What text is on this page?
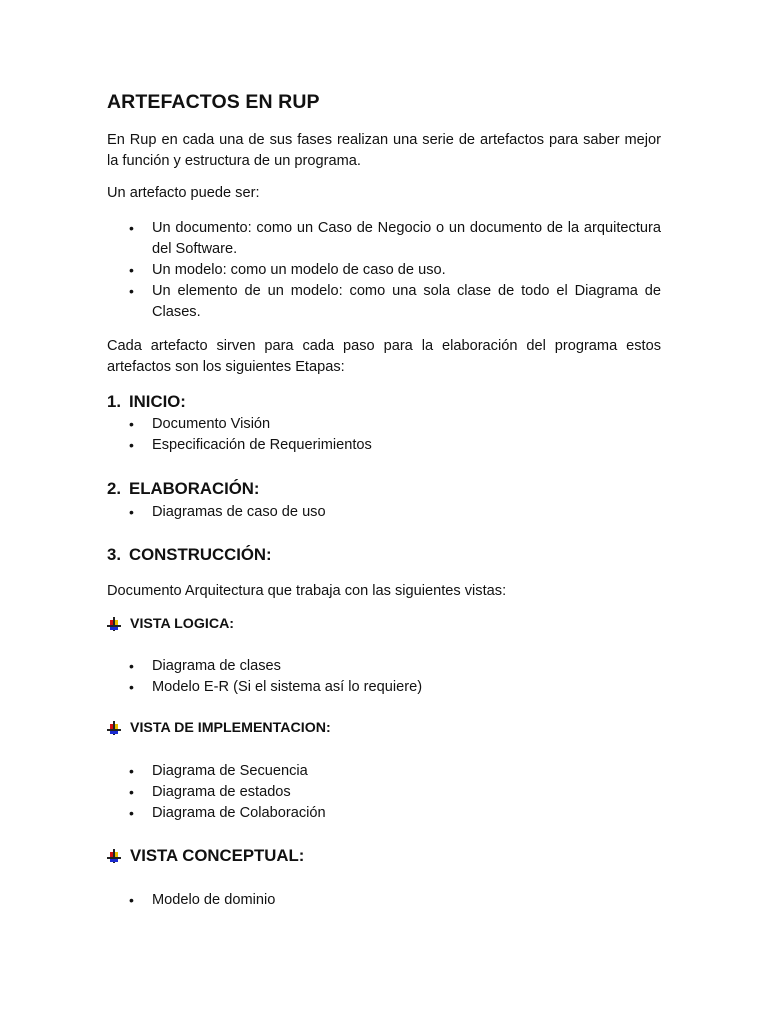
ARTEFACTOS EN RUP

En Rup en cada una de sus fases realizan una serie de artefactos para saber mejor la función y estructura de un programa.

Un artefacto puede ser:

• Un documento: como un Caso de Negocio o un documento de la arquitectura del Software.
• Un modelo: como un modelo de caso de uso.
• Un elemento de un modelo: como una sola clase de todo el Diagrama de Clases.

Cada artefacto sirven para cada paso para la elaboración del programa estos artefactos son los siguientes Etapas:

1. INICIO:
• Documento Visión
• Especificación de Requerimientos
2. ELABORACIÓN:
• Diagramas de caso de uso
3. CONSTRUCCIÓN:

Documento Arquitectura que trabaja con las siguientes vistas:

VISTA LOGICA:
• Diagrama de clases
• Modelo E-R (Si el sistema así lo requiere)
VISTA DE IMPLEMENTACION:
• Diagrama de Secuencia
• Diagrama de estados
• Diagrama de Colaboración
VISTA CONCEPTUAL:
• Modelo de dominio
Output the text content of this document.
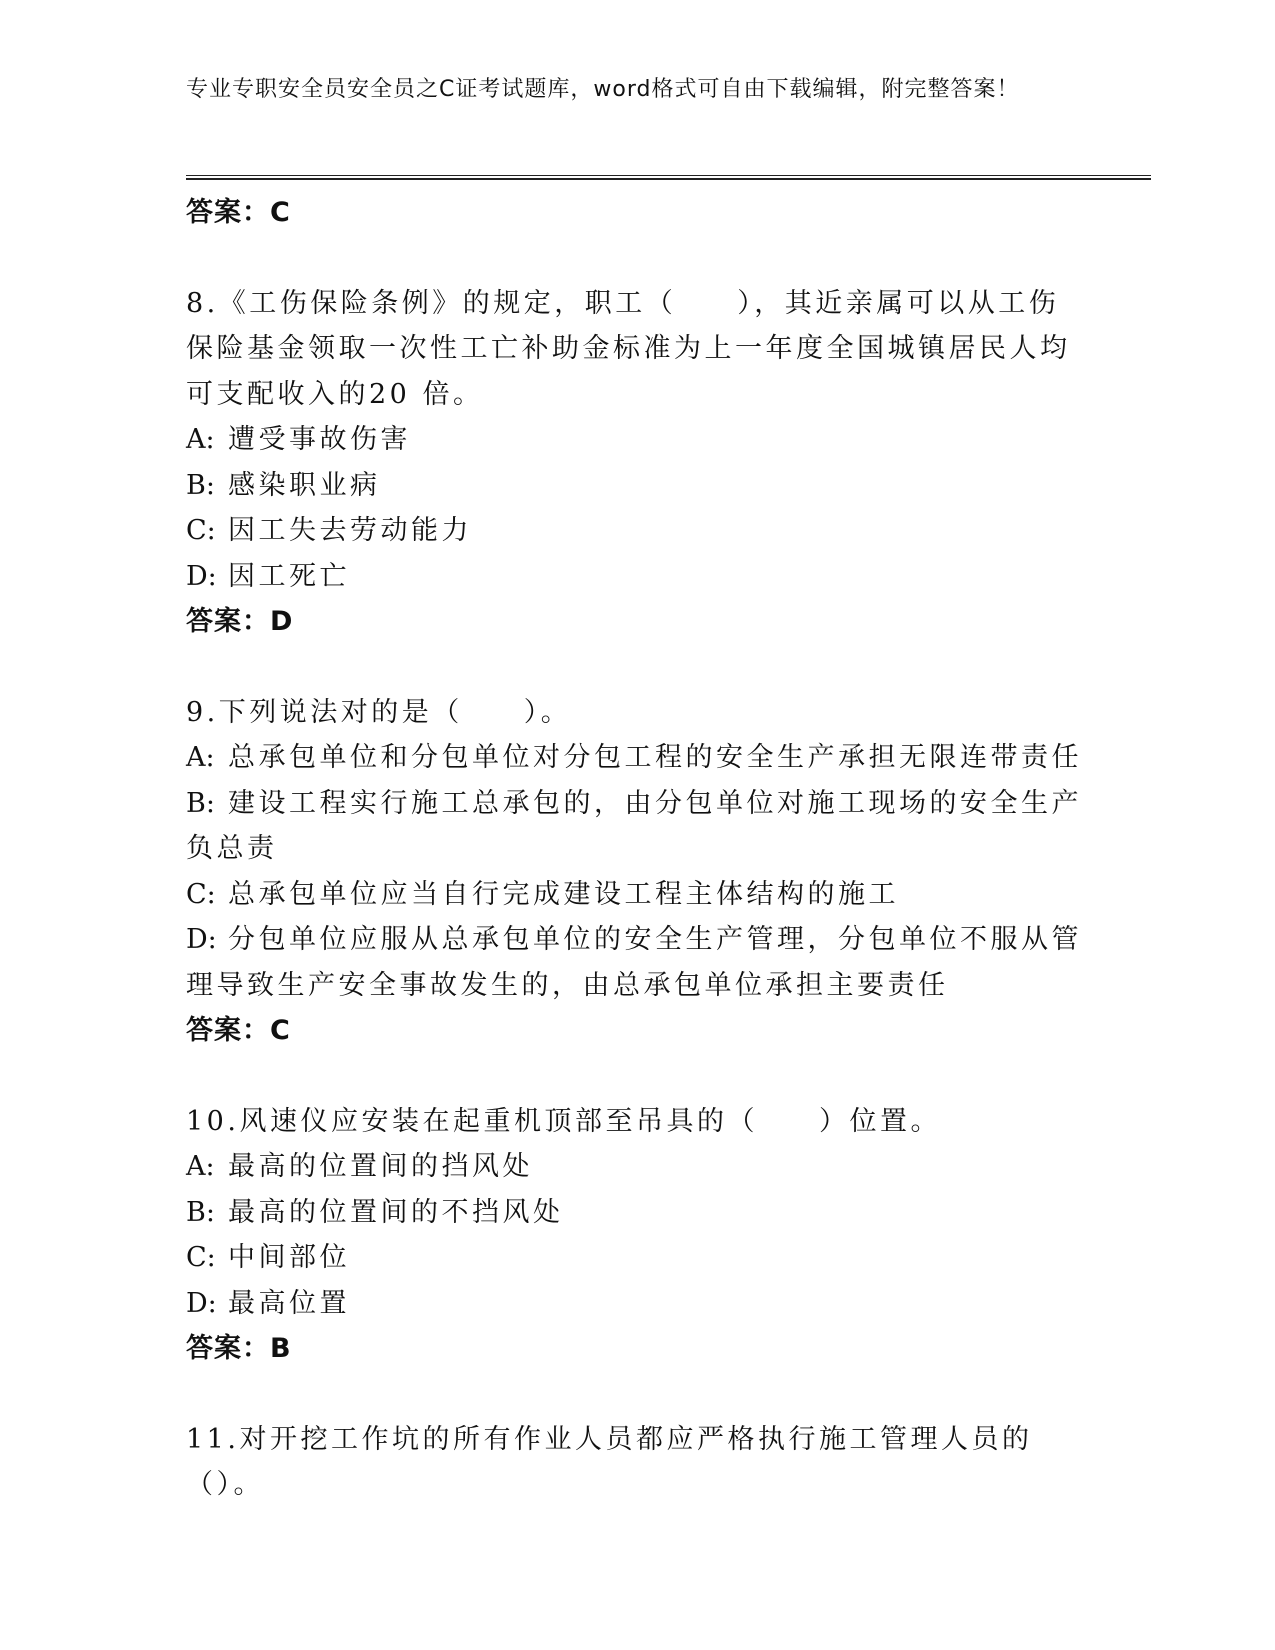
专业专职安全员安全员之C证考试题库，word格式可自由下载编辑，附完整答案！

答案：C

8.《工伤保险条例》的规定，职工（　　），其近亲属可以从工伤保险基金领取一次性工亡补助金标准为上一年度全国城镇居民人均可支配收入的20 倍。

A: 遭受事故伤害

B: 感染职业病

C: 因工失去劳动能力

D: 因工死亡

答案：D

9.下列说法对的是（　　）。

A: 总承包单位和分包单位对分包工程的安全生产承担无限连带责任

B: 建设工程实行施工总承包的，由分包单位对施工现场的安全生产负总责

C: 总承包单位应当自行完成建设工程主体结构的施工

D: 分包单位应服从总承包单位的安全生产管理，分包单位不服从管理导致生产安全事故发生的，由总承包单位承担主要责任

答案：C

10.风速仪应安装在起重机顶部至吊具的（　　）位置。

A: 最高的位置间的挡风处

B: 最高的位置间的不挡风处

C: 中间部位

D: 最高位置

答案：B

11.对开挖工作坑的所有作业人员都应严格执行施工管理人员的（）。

EXERCISE BRIEF: Which lines above contain "para"? Show each of them.

COMPLETED TASK:
En Rup en cada una de sus fases realizan una serie de artefactos para saber mejor la función y estructura de un programa.
Cada artefacto sirven para cada paso para la elaboración del programa estos artefactos son los siguientes Etapas:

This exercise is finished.